**What the task requires**
Without omitting anything, retype the data that follows.

'''

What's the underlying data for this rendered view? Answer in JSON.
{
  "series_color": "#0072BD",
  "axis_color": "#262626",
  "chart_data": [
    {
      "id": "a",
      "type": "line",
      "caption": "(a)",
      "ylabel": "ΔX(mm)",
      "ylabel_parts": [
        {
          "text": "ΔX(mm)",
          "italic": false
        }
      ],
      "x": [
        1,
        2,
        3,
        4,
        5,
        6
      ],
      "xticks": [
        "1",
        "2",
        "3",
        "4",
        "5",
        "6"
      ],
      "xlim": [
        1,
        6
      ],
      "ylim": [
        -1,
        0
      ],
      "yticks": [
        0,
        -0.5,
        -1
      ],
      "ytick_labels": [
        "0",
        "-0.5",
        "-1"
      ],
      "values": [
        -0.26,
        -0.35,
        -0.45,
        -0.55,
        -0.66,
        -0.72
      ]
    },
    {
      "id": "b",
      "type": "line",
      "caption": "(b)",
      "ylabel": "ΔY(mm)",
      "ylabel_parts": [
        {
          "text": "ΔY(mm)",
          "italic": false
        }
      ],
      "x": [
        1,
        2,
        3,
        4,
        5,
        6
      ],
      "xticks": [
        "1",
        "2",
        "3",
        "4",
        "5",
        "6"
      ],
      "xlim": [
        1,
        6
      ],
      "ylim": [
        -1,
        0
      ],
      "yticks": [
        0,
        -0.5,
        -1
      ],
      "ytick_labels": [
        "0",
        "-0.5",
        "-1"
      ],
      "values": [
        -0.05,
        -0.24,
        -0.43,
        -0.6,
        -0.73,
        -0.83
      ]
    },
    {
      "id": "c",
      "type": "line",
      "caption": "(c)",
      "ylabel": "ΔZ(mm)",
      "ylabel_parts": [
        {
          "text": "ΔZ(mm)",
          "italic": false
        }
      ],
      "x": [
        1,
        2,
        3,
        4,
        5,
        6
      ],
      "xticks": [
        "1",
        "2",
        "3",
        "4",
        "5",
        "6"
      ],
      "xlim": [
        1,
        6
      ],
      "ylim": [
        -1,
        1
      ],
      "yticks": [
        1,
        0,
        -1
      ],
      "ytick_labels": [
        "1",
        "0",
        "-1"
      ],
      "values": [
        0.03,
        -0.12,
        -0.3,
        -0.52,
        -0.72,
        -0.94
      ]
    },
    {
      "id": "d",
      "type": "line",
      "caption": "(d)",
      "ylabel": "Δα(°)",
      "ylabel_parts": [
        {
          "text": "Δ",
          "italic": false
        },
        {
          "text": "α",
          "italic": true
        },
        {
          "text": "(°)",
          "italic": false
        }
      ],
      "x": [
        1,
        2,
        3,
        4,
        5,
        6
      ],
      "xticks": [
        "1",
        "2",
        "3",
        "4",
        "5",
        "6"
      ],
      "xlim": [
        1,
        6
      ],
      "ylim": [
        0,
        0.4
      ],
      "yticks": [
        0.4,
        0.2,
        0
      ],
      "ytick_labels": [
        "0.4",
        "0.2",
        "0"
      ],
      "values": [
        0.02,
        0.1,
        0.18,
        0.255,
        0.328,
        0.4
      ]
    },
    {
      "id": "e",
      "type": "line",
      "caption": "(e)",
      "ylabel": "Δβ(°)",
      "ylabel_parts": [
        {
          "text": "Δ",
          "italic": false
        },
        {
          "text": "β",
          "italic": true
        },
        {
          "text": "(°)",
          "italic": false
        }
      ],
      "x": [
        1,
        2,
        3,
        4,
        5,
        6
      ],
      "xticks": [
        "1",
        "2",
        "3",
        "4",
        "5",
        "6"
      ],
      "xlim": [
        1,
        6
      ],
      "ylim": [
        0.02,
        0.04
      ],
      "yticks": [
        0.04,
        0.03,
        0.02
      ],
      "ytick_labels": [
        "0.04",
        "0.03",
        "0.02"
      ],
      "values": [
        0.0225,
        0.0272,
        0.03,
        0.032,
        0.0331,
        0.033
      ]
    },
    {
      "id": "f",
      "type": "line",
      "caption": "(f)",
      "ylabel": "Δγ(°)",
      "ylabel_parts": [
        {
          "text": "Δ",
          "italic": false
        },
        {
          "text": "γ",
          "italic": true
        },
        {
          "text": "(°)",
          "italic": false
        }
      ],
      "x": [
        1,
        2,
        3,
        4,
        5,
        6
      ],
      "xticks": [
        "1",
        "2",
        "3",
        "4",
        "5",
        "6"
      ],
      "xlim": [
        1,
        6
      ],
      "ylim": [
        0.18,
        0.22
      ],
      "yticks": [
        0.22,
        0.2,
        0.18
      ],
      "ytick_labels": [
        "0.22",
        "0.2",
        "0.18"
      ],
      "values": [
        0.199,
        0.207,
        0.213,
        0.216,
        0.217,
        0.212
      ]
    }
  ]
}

'''

**Written response**
What's the underlying data for this rendered view? Answer in JSON.
{
  "series_color": "#0072BD",
  "axis_color": "#262626",
  "chart_data": [
    {
      "id": "a",
      "type": "line",
      "caption": "(a)",
      "ylabel": "ΔX(mm)",
      "ylabel_parts": [
        {
          "text": "ΔX(mm)",
          "italic": false
        }
      ],
      "x": [
        1,
        2,
        3,
        4,
        5,
        6
      ],
      "xticks": [
        "1",
        "2",
        "3",
        "4",
        "5",
        "6"
      ],
      "xlim": [
        1,
        6
      ],
      "ylim": [
        -1,
        0
      ],
      "yticks": [
        0,
        -0.5,
        -1
      ],
      "ytick_labels": [
        "0",
        "-0.5",
        "-1"
      ],
      "values": [
        -0.26,
        -0.35,
        -0.45,
        -0.55,
        -0.66,
        -0.72
      ]
    },
    {
      "id": "b",
      "type": "line",
      "caption": "(b)",
      "ylabel": "ΔY(mm)",
      "ylabel_parts": [
        {
          "text": "ΔY(mm)",
          "italic": false
        }
      ],
      "x": [
        1,
        2,
        3,
        4,
        5,
        6
      ],
      "xticks": [
        "1",
        "2",
        "3",
        "4",
        "5",
        "6"
      ],
      "xlim": [
        1,
        6
      ],
      "ylim": [
        -1,
        0
      ],
      "yticks": [
        0,
        -0.5,
        -1
      ],
      "ytick_labels": [
        "0",
        "-0.5",
        "-1"
      ],
      "values": [
        -0.05,
        -0.24,
        -0.43,
        -0.6,
        -0.73,
        -0.83
      ]
    },
    {
      "id": "c",
      "type": "line",
      "caption": "(c)",
      "ylabel": "ΔZ(mm)",
      "ylabel_parts": [
        {
          "text": "ΔZ(mm)",
          "italic": false
        }
      ],
      "x": [
        1,
        2,
        3,
        4,
        5,
        6
      ],
      "xticks": [
        "1",
        "2",
        "3",
        "4",
        "5",
        "6"
      ],
      "xlim": [
        1,
        6
      ],
      "ylim": [
        -1,
        1
      ],
      "yticks": [
        1,
        0,
        -1
      ],
      "ytick_labels": [
        "1",
        "0",
        "-1"
      ],
      "values": [
        0.03,
        -0.12,
        -0.3,
        -0.52,
        -0.72,
        -0.94
      ]
    },
    {
      "id": "d",
      "type": "line",
      "caption": "(d)",
      "ylabel": "Δα(°)",
      "ylabel_parts": [
        {
          "text": "Δ",
          "italic": false
        },
        {
          "text": "α",
          "italic": true
        },
        {
          "text": "(°)",
          "italic": false
        }
      ],
      "x": [
        1,
        2,
        3,
        4,
        5,
        6
      ],
      "xticks": [
        "1",
        "2",
        "3",
        "4",
        "5",
        "6"
      ],
      "xlim": [
        1,
        6
      ],
      "ylim": [
        0,
        0.4
      ],
      "yticks": [
        0.4,
        0.2,
        0
      ],
      "ytick_labels": [
        "0.4",
        "0.2",
        "0"
      ],
      "values": [
        0.02,
        0.1,
        0.18,
        0.255,
        0.328,
        0.4
      ]
    },
    {
      "id": "e",
      "type": "line",
      "caption": "(e)",
      "ylabel": "Δβ(°)",
      "ylabel_parts": [
        {
          "text": "Δ",
          "italic": false
        },
        {
          "text": "β",
          "italic": true
        },
        {
          "text": "(°)",
          "italic": false
        }
      ],
      "x": [
        1,
        2,
        3,
        4,
        5,
        6
      ],
      "xticks": [
        "1",
        "2",
        "3",
        "4",
        "5",
        "6"
      ],
      "xlim": [
        1,
        6
      ],
      "ylim": [
        0.02,
        0.04
      ],
      "yticks": [
        0.04,
        0.03,
        0.02
      ],
      "ytick_labels": [
        "0.04",
        "0.03",
        "0.02"
      ],
      "values": [
        0.0225,
        0.0272,
        0.03,
        0.032,
        0.0331,
        0.033
      ]
    },
    {
      "id": "f",
      "type": "line",
      "caption": "(f)",
      "ylabel": "Δγ(°)",
      "ylabel_parts": [
        {
          "text": "Δ",
          "italic": false
        },
        {
          "text": "γ",
          "italic": true
        },
        {
          "text": "(°)",
          "italic": false
        }
      ],
      "x": [
        1,
        2,
        3,
        4,
        5,
        6
      ],
      "xticks": [
        "1",
        "2",
        "3",
        "4",
        "5",
        "6"
      ],
      "xlim": [
        1,
        6
      ],
      "ylim": [
        0.18,
        0.22
      ],
      "yticks": [
        0.22,
        0.2,
        0.18
      ],
      "ytick_labels": [
        "0.22",
        "0.2",
        "0.18"
      ],
      "values": [
        0.199,
        0.207,
        0.213,
        0.216,
        0.217,
        0.212
      ]
    }
  ]
}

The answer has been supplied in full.